STATED GOAL >>
Write out every line below that includes the word "name".

RECORDED INFORMATION >>
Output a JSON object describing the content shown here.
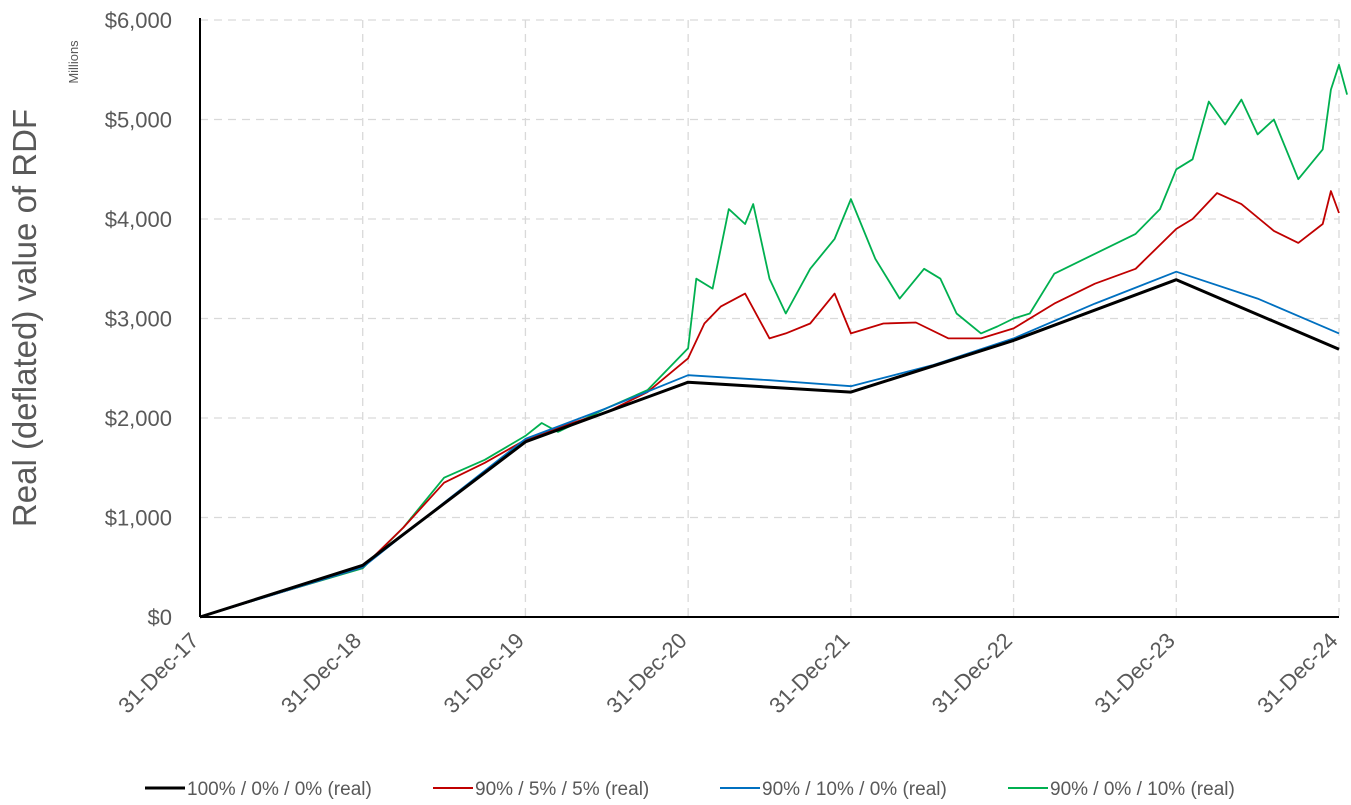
{
  "chart_data": {
    "type": "line",
    "title": "",
    "xlabel": "",
    "ylabel": "Real (deflated) value of RDF",
    "units_label": "Millions",
    "ylim": [
      0,
      6000
    ],
    "yticks": [
      0,
      1000,
      2000,
      3000,
      4000,
      5000,
      6000
    ],
    "ytick_labels": [
      "$0",
      "$1,000",
      "$2,000",
      "$3,000",
      "$4,000",
      "$5,000",
      "$6,000"
    ],
    "x_categories": [
      "31-Dec-17",
      "31-Dec-18",
      "31-Dec-19",
      "31-Dec-20",
      "31-Dec-21",
      "31-Dec-22",
      "31-Dec-23",
      "31-Dec-24"
    ],
    "grid": true,
    "legend_position": "bottom",
    "series": [
      {
        "name": "100% / 0% / 0% (real)",
        "color": "#000000",
        "points": [
          [
            0,
            0
          ],
          [
            1,
            520
          ],
          [
            2,
            1760
          ],
          [
            3,
            2360
          ],
          [
            4,
            2260
          ],
          [
            5,
            2780
          ],
          [
            6,
            3390
          ],
          [
            7,
            2690
          ]
        ]
      },
      {
        "name": "90% / 5% / 5% (real)",
        "color": "#c00000",
        "points": [
          [
            0,
            0
          ],
          [
            0.5,
            250
          ],
          [
            1,
            500
          ],
          [
            1.25,
            900
          ],
          [
            1.5,
            1350
          ],
          [
            1.75,
            1550
          ],
          [
            2,
            1780
          ],
          [
            2.25,
            1930
          ],
          [
            2.5,
            2060
          ],
          [
            2.75,
            2260
          ],
          [
            3,
            2600
          ],
          [
            3.1,
            2950
          ],
          [
            3.2,
            3120
          ],
          [
            3.35,
            3250
          ],
          [
            3.5,
            2800
          ],
          [
            3.6,
            2850
          ],
          [
            3.75,
            2950
          ],
          [
            3.9,
            3250
          ],
          [
            4,
            2850
          ],
          [
            4.2,
            2950
          ],
          [
            4.4,
            2960
          ],
          [
            4.6,
            2800
          ],
          [
            4.8,
            2800
          ],
          [
            5,
            2900
          ],
          [
            5.25,
            3150
          ],
          [
            5.5,
            3350
          ],
          [
            5.75,
            3500
          ],
          [
            6,
            3900
          ],
          [
            6.1,
            4000
          ],
          [
            6.25,
            4260
          ],
          [
            6.4,
            4150
          ],
          [
            6.6,
            3880
          ],
          [
            6.75,
            3760
          ],
          [
            6.9,
            3950
          ],
          [
            6.95,
            4280
          ],
          [
            7,
            4060
          ]
        ]
      },
      {
        "name": "90% / 10% / 0% (real)",
        "color": "#0070c0",
        "points": [
          [
            0,
            0
          ],
          [
            1,
            500
          ],
          [
            1.5,
            1150
          ],
          [
            2,
            1790
          ],
          [
            2.5,
            2100
          ],
          [
            3,
            2430
          ],
          [
            3.5,
            2380
          ],
          [
            4,
            2320
          ],
          [
            4.5,
            2530
          ],
          [
            5,
            2800
          ],
          [
            5.5,
            3150
          ],
          [
            6,
            3470
          ],
          [
            6.5,
            3200
          ],
          [
            7,
            2850
          ]
        ]
      },
      {
        "name": "90% / 0% / 10% (real)",
        "color": "#00b050",
        "points": [
          [
            0,
            0
          ],
          [
            0.5,
            250
          ],
          [
            1,
            490
          ],
          [
            1.25,
            900
          ],
          [
            1.5,
            1400
          ],
          [
            1.75,
            1580
          ],
          [
            2,
            1820
          ],
          [
            2.1,
            1950
          ],
          [
            2.2,
            1860
          ],
          [
            2.5,
            2100
          ],
          [
            2.75,
            2280
          ],
          [
            3,
            2700
          ],
          [
            3.05,
            3400
          ],
          [
            3.15,
            3300
          ],
          [
            3.25,
            4100
          ],
          [
            3.35,
            3950
          ],
          [
            3.4,
            4150
          ],
          [
            3.5,
            3400
          ],
          [
            3.6,
            3050
          ],
          [
            3.75,
            3500
          ],
          [
            3.9,
            3800
          ],
          [
            4,
            4200
          ],
          [
            4.15,
            3600
          ],
          [
            4.3,
            3200
          ],
          [
            4.45,
            3500
          ],
          [
            4.55,
            3400
          ],
          [
            4.65,
            3050
          ],
          [
            4.8,
            2850
          ],
          [
            4.9,
            2920
          ],
          [
            5,
            3000
          ],
          [
            5.1,
            3050
          ],
          [
            5.25,
            3450
          ],
          [
            5.5,
            3650
          ],
          [
            5.75,
            3850
          ],
          [
            5.9,
            4100
          ],
          [
            6,
            4500
          ],
          [
            6.1,
            4600
          ],
          [
            6.2,
            5180
          ],
          [
            6.3,
            4950
          ],
          [
            6.4,
            5200
          ],
          [
            6.5,
            4850
          ],
          [
            6.6,
            5000
          ],
          [
            6.75,
            4400
          ],
          [
            6.9,
            4700
          ],
          [
            6.95,
            5300
          ],
          [
            7,
            5550
          ],
          [
            7.05,
            5250
          ]
        ]
      }
    ]
  }
}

WRITTEN SOLUTION >>
        "name": "100% / 0% / 0% (real)",
        "name": "90% / 5% / 5% (real)",
        "name": "90% / 10% / 0% (real)",
        "name": "90% / 0% / 10% (real)",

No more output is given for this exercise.